Data to process:

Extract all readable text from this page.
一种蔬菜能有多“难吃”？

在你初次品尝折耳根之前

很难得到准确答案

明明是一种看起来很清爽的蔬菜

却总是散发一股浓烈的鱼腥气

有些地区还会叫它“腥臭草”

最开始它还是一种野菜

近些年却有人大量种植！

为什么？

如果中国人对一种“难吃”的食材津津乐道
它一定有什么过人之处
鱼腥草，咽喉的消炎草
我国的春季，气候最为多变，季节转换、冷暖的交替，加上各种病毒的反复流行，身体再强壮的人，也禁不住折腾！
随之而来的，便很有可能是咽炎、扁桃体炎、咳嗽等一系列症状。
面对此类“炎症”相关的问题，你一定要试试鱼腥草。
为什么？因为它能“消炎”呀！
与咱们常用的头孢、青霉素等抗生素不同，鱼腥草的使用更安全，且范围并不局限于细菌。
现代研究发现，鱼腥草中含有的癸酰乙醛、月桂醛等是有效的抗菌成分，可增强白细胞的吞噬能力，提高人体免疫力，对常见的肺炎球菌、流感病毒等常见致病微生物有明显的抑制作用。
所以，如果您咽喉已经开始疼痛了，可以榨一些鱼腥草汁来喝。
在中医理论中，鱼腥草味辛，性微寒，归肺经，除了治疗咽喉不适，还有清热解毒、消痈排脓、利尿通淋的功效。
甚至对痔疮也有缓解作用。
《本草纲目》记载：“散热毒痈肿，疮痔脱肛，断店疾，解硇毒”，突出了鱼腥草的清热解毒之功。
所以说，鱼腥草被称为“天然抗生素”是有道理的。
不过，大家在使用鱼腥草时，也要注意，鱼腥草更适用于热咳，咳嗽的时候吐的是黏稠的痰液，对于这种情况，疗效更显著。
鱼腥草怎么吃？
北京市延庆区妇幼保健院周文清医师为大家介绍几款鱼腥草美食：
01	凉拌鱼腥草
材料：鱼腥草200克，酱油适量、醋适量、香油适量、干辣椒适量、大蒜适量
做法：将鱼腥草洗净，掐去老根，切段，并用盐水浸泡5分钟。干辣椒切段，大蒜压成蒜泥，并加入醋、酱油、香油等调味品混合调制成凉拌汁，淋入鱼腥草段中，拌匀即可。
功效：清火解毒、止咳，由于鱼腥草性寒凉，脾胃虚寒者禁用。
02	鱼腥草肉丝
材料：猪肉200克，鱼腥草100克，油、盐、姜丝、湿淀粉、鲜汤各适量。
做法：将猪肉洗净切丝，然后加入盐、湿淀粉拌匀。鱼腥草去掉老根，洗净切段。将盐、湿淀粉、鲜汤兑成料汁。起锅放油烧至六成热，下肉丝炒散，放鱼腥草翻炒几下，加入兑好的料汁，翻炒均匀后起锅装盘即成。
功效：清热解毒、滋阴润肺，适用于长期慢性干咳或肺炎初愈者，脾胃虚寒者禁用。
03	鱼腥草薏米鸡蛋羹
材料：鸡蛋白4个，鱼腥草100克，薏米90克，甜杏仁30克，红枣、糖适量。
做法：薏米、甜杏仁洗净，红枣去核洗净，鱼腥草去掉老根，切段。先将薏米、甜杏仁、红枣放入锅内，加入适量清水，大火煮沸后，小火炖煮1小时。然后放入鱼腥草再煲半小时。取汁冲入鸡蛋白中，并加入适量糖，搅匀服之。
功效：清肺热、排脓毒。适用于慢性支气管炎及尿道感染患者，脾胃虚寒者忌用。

Goal: Identify each line containing the string "鱼腥草去掉老根" and copy it out.

Reply to the task:
做法：将猪肉洗净切丝，然后加入盐、湿淀粉拌匀。鱼腥草去掉老根，洗净切段。将盐、湿淀粉、鲜汤兑成料汁。起锅放油烧至六成热，下肉丝炒散，放鱼腥草翻炒几下，加入兑好的料汁，翻炒均匀后起锅装盘即成。
做法：薏米、甜杏仁洗净，红枣去核洗净，鱼腥草去掉老根，切段。先将薏米、甜杏仁、红枣放入锅内，加入适量清水，大火煮沸后，小火炖煮1小时。然后放入鱼腥草再煲半小时。取汁冲入鸡蛋白中，并加入适量糖，搅匀服之。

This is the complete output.